(Items from a figure collection)
------------------------------
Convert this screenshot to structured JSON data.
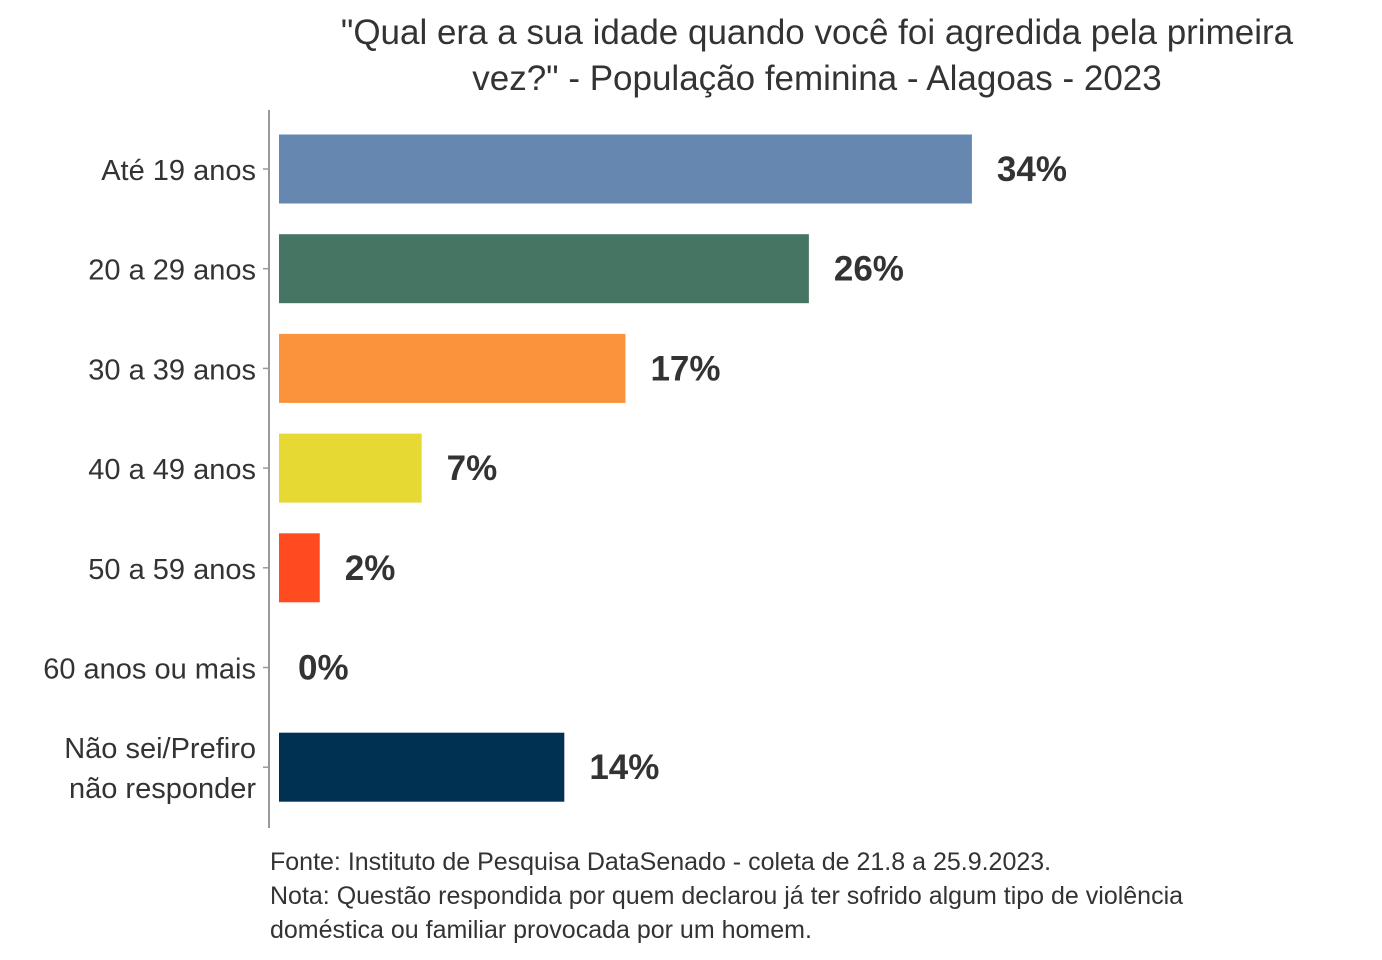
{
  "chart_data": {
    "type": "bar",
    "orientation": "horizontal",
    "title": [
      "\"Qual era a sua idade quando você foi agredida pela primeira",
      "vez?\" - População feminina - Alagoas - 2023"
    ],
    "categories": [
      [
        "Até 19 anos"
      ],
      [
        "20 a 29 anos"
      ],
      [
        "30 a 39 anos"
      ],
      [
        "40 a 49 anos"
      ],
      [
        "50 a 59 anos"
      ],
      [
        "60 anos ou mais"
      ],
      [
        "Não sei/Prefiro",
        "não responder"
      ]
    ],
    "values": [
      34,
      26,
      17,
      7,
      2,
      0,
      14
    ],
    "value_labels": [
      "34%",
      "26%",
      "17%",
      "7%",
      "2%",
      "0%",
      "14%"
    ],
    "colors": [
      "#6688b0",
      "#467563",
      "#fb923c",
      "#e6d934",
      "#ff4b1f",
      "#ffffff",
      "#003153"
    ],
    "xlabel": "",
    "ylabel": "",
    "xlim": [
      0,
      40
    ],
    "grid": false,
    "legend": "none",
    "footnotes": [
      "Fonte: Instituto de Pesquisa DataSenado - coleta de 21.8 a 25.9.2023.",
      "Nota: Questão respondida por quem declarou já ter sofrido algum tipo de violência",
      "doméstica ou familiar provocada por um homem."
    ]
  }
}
------------------------------
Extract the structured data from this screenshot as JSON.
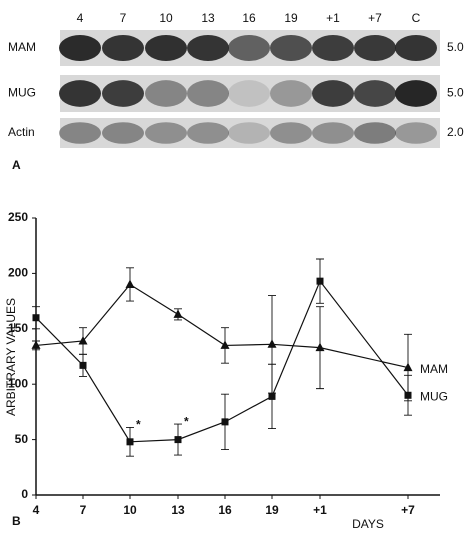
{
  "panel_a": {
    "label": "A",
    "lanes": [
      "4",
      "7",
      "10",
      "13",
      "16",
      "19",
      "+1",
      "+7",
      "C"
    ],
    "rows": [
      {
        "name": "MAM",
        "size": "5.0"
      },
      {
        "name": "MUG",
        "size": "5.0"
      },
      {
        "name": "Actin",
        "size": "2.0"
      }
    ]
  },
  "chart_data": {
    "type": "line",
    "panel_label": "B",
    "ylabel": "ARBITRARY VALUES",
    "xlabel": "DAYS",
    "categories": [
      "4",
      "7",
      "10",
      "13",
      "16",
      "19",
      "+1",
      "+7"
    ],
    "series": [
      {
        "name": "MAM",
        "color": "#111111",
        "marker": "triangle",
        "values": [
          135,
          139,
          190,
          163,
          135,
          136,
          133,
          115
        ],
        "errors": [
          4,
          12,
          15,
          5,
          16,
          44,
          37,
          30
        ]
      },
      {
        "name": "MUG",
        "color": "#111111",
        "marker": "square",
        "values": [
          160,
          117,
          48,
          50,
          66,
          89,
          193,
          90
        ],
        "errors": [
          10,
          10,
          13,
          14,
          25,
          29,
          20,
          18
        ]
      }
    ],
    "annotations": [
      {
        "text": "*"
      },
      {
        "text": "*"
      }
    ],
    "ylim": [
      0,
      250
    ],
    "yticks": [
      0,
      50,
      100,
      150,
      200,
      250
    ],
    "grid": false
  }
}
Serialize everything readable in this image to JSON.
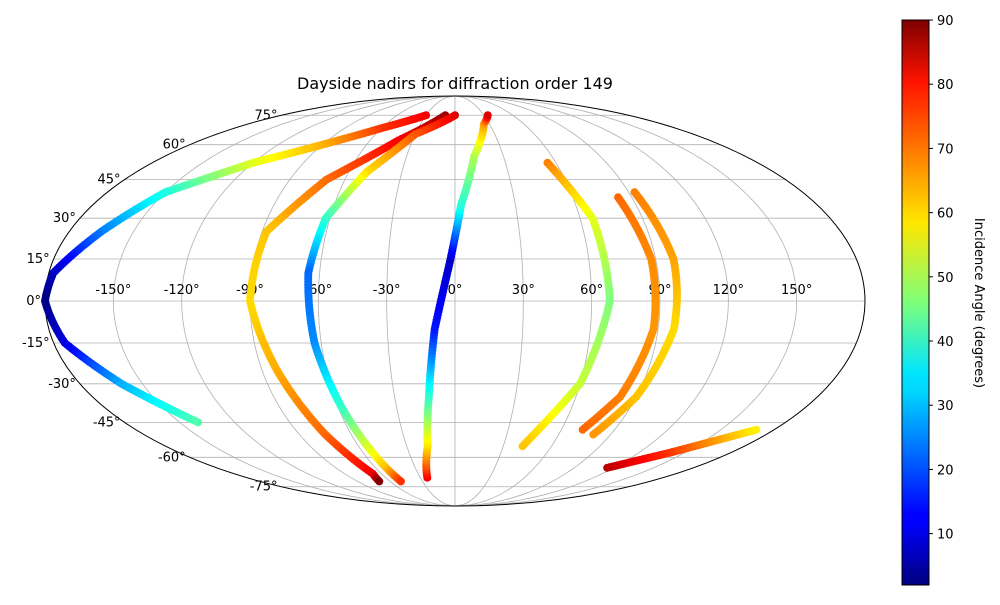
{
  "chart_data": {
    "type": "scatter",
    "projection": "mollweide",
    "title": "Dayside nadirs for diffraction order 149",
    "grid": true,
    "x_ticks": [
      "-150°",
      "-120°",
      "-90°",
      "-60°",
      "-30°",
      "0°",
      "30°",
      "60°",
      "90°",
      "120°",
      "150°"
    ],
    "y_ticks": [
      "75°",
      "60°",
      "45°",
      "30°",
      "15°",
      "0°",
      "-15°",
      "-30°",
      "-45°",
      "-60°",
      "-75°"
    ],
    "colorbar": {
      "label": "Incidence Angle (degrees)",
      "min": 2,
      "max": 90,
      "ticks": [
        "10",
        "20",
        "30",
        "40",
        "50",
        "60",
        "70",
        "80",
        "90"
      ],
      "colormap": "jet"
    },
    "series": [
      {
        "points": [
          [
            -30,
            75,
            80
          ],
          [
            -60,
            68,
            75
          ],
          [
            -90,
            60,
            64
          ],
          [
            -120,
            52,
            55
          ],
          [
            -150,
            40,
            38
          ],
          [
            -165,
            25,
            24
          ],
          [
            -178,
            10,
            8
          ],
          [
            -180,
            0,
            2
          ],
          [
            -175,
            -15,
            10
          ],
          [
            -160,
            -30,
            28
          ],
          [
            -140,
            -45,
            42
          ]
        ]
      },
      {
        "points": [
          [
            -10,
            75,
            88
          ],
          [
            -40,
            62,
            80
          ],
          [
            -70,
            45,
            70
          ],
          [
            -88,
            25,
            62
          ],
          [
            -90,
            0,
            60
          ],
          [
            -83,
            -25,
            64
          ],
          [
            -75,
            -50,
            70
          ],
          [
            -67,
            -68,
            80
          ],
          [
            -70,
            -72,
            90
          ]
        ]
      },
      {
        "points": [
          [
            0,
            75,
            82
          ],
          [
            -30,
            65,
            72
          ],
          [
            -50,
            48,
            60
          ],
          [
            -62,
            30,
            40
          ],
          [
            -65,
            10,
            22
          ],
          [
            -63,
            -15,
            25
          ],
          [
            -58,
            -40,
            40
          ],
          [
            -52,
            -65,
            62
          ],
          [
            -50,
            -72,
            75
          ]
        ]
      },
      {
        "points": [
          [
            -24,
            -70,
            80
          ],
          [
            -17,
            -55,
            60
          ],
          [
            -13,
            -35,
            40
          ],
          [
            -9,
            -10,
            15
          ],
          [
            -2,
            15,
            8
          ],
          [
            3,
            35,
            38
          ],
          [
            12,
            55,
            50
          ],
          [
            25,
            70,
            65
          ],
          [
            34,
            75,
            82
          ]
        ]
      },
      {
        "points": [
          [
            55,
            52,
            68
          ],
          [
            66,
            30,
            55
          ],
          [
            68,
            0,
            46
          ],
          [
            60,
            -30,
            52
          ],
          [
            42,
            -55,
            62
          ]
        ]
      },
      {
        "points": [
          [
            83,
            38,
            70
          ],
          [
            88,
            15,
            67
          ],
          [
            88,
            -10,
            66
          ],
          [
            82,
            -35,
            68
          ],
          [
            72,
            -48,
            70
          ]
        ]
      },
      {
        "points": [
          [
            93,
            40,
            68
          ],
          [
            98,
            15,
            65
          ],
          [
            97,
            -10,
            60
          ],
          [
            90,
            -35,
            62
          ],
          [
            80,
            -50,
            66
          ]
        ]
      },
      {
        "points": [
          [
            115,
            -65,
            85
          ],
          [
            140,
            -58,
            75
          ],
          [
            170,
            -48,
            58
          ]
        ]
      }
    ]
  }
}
------------------------------
Look over the listing above. Pick out and copy every line that includes "structured".

Convert this screenshot to structured JSON data.
Extract the structured data from this screenshot as JSON.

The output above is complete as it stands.